Dear Colorism.

Let me start this off by saying that I was a die-hard fan for Dear White People before it was officially released in theatres. Last year, I was one of the thousands reblogging links on Tumblr to the Indiegogo campaign to raise enough money for the creation of the movie. I recall having several conversations with my friends about how revolutionary this movie could potentially be, and even began drafting an aggressive email to my school about the need for a screening at our local theatre (luckily, the student body demand came before mine did). This movie was everything I wanted before I had even seen it, and the public outcry that ran the gamut from angry Rotten Tomato articles to thinkpieces on how movies like this perpetuate racism all brought a strange sense of satisfaction to me: this was exactly why we needed the movie.

****************

Tasks to carry out:
1 - From the Dear Colorism piece, copy the passage starting at "Dear Colorism." and ending at "needed the movie.".
2 - Name every website or online platform mentioned in the Dear Colorism piece.

****************

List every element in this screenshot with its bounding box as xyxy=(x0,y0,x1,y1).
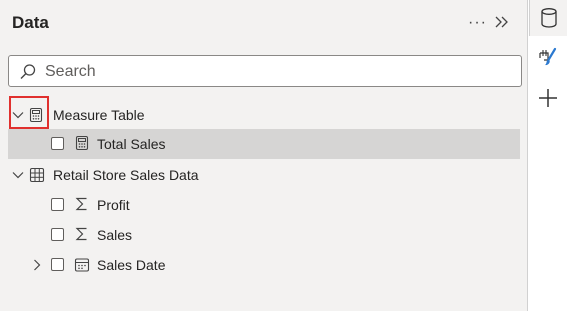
tree-item-label: Profit xyxy=(97,197,130,213)
tree-item-label: Sales Date xyxy=(97,257,166,273)
data-pane: Data ··· Measure Table xyxy=(0,0,528,311)
tree-item-retail-store-sales-data[interactable]: Retail Store Sales Data xyxy=(0,160,528,190)
sigma-icon xyxy=(75,227,87,241)
format-paintbrush-icon[interactable] xyxy=(538,47,558,69)
checkbox[interactable] xyxy=(51,198,64,211)
pane-title: Data xyxy=(12,13,49,32)
tree-item-total-sales[interactable]: Total Sales xyxy=(8,129,520,159)
tree-item-label: Sales xyxy=(97,227,133,243)
double-chevron-right-icon[interactable] xyxy=(493,12,511,32)
tree-item-label: Measure Table xyxy=(53,107,145,123)
pane-header: Data ··· xyxy=(12,12,515,36)
tree-item-measure-table[interactable]: Measure Table xyxy=(0,100,528,130)
side-rail xyxy=(529,0,567,311)
checkbox[interactable] xyxy=(51,137,64,150)
add-icon[interactable] xyxy=(538,87,558,109)
sigma-icon xyxy=(75,197,87,211)
search-icon xyxy=(20,64,36,79)
calendar-icon xyxy=(74,258,90,272)
rail-tab-data[interactable] xyxy=(529,0,567,36)
search-input[interactable] xyxy=(43,60,517,84)
tree-item-sales-date[interactable]: Sales Date xyxy=(0,250,528,280)
annotation-highlight-box xyxy=(9,96,49,129)
data-cylinder-icon xyxy=(541,8,557,28)
checkbox[interactable] xyxy=(51,228,64,241)
table-icon xyxy=(29,167,45,183)
checkbox[interactable] xyxy=(51,258,64,271)
chevron-down-icon[interactable] xyxy=(12,169,24,181)
tree-item-label: Retail Store Sales Data xyxy=(53,167,199,183)
tree-item-sales[interactable]: Sales xyxy=(0,220,528,250)
calculator-icon xyxy=(75,135,89,151)
search-box[interactable] xyxy=(8,55,522,87)
ellipsis-icon[interactable]: ··· xyxy=(468,14,487,32)
chevron-right-icon[interactable] xyxy=(31,259,43,271)
tree-item-profit[interactable]: Profit xyxy=(0,190,528,220)
tree-item-label: Total Sales xyxy=(97,136,166,152)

****************

Task answers:
1 -
Dear Colorism.

Let me start this off by saying that I was a die-hard fan for Dear White People before it was officially released in theatres. Last year, I was one of the thousands reblogging links on Tumblr to the Indiegogo campaign to raise enough money for the creation of the movie. I recall having several conversations with my friends about how revolutionary this movie could potentially be, and even began drafting an aggressive email to my school about the need for a screening at our local theatre (luckily, the student body demand came before mine did). This movie was everything I wanted before I had even seen it, and the public outcry that ran the gamut from angry Rotten Tomato articles to thinkpieces on how movies like this perpetuate racism all brought a strange sense of satisfaction to me: this was exactly why we needed the movie.

2 -
Tumblr
Indiegogo
Rotten Tomato